*** DATA RECORDS

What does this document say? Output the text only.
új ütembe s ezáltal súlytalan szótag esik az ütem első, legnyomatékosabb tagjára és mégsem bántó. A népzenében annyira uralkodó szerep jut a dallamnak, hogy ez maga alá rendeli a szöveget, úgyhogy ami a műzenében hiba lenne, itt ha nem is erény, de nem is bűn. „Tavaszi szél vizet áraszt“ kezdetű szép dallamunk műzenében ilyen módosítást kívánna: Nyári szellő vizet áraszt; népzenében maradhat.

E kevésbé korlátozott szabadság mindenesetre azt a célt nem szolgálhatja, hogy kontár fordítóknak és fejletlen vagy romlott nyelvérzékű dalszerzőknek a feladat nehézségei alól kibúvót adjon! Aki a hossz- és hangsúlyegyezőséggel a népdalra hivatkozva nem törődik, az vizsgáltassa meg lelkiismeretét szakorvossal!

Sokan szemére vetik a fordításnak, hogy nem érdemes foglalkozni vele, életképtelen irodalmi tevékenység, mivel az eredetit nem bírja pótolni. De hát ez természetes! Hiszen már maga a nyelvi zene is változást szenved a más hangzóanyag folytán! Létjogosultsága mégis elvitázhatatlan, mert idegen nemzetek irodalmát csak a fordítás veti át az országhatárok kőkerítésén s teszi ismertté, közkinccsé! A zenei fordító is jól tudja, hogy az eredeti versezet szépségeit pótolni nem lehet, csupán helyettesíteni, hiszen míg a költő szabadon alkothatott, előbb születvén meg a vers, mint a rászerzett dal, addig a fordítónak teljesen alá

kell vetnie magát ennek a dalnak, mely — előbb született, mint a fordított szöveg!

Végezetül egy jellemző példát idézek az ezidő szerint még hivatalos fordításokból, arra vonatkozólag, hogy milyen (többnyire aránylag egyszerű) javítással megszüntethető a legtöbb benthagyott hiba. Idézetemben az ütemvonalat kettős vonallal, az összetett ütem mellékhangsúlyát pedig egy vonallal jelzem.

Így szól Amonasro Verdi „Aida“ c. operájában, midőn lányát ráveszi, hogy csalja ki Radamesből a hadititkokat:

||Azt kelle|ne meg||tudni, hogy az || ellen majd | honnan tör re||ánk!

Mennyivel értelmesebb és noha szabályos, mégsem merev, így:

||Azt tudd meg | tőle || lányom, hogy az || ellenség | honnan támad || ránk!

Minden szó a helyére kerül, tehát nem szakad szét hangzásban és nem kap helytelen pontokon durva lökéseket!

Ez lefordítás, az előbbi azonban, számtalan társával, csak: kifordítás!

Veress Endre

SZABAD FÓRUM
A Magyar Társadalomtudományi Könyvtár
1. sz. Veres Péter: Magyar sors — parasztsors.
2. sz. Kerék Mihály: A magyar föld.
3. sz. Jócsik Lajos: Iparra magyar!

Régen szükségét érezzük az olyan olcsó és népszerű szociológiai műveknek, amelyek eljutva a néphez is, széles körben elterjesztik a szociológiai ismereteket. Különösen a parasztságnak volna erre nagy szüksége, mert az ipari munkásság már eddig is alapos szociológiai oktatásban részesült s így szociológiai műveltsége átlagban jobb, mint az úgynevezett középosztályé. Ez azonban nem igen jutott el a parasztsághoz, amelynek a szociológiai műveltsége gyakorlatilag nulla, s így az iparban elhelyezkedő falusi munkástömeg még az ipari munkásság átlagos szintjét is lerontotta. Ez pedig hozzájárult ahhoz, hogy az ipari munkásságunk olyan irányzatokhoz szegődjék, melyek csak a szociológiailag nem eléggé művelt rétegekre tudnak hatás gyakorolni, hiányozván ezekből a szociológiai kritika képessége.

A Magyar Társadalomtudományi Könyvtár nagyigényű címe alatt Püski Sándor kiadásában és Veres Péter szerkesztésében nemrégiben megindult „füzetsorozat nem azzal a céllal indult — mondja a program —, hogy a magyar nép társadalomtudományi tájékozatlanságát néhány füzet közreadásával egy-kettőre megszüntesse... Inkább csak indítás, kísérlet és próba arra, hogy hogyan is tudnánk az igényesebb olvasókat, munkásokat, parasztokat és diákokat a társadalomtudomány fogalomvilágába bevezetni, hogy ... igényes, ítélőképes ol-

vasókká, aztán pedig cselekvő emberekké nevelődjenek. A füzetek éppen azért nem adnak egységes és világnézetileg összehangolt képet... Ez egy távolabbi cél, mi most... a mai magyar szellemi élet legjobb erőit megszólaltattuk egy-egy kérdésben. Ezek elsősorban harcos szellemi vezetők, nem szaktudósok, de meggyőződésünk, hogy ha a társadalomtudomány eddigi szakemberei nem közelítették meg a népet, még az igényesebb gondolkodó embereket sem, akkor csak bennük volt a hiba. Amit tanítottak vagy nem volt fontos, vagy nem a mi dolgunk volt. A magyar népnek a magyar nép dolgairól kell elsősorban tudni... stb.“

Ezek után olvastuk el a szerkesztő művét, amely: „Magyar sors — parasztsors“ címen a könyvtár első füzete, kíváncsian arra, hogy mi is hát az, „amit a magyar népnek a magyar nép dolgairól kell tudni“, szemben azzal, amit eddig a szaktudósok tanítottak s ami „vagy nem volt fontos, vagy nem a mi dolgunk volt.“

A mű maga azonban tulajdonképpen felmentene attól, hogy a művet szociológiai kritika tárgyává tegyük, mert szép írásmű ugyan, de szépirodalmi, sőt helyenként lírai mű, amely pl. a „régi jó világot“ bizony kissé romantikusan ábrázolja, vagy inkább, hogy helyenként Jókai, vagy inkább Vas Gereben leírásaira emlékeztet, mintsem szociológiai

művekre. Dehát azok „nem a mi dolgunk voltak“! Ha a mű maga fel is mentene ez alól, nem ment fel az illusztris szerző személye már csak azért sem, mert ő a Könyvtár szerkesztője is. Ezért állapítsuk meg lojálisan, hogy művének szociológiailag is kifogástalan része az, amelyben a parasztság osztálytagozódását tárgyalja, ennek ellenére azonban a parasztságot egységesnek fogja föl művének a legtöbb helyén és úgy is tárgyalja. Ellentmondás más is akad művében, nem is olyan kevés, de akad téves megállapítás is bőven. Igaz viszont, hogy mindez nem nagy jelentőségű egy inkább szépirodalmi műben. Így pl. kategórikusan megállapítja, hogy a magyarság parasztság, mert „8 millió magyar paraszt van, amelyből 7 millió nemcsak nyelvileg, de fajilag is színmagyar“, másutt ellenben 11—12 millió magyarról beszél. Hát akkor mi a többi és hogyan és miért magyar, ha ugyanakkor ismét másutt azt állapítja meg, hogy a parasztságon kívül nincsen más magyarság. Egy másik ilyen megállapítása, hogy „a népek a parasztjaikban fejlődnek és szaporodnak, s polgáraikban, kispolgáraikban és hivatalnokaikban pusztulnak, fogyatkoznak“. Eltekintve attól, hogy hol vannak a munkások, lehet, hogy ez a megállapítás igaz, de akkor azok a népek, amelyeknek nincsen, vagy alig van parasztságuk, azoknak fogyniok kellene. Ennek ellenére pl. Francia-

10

******

Copy all lines from the material that include "honnan".

||Azt kelle|ne meg||tudni, hogy az || ellen majd | honnan tör re||ánk!
||Azt tudd meg | tőle || lányom, hogy az || ellenség | honnan támad || ránk!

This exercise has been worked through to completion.